SET EXERCISE: Reproduce each line of the listing exactly.
* Begin MATERIAL FOR THE TASK *
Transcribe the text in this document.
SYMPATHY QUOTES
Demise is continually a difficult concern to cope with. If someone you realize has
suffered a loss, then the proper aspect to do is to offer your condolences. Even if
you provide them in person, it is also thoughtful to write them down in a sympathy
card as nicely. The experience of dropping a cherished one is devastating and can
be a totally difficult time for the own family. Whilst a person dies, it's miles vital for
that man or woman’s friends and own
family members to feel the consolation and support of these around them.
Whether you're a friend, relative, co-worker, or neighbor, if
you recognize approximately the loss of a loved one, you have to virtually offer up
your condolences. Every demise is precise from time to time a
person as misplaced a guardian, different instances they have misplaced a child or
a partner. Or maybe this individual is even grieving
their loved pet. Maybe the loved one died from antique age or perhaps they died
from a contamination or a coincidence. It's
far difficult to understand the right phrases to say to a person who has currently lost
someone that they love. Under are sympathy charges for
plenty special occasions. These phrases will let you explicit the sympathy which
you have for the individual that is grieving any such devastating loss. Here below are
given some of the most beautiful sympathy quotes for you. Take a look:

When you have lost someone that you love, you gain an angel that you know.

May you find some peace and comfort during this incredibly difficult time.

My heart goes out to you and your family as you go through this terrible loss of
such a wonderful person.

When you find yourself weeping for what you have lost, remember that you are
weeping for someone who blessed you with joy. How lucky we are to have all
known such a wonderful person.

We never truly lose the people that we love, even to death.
* End MATERIAL FOR THE TASK *
CORRECT RESULT:
Transcribe the text in this document.
SYMPATHY QUOTES
Demise is continually a difficult concern to cope with. If someone you realize has
suffered a loss, then the proper aspect to do is to offer your condolences. Even if
you provide them in person, it is also thoughtful to write them down in a sympathy
card as nicely. The experience of dropping a cherished one is devastating and can
be a totally difficult time for the own family. Whilst a person dies, it's miles vital for
that man or woman’s friends and own
family members to feel the consolation and support of these around them.
Whether you're a friend, relative, co-worker, or neighbor, if
you recognize approximately the loss of a loved one, you have to virtually offer up
your condolences. Every demise is precise from time to time a
person as misplaced a guardian, different instances they have misplaced a child or
a partner. Or maybe this individual is even grieving
their loved pet. Maybe the loved one died from antique age or perhaps they died
from a contamination or a coincidence. It's
far difficult to understand the right phrases to say to a person who has currently lost
someone that they love. Under are sympathy charges for
plenty special occasions. These phrases will let you explicit the sympathy which
you have for the individual that is grieving any such devastating loss. Here below are
given some of the most beautiful sympathy quotes for you. Take a look:

When you have lost someone that you love, you gain an angel that you know.

May you find some peace and comfort during this incredibly difficult time.

My heart goes out to you and your family as you go through this terrible loss of
such a wonderful person.

When you find yourself weeping for what you have lost, remember that you are
weeping for someone who blessed you with joy. How lucky we are to have all
known such a wonderful person.

We never truly lose the people that we love, even to death.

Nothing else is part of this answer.